**Stated problem:**
Find each line containing the string "forecast" and return it.
━━ Data
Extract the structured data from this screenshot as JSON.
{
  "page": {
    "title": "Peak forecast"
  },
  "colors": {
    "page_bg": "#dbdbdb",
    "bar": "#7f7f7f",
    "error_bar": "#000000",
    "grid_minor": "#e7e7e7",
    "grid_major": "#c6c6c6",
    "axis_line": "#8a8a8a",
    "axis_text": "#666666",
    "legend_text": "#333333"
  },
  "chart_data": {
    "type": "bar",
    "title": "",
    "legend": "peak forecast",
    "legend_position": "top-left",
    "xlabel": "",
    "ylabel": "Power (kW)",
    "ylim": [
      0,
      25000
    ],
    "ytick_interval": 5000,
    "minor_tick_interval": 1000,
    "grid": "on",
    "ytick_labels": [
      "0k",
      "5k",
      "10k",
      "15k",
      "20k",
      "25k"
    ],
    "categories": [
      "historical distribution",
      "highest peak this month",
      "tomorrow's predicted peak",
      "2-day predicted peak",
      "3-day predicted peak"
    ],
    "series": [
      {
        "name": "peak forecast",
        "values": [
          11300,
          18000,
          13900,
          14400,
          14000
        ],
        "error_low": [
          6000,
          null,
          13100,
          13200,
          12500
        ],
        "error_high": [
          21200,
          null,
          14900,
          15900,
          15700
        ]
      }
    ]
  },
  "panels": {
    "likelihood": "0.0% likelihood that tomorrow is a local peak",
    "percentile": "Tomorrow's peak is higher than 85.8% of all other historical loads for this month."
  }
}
━━━━
**Written reply:**
    "title": "Peak forecast"
    "legend": "peak forecast",
        "name": "peak forecast",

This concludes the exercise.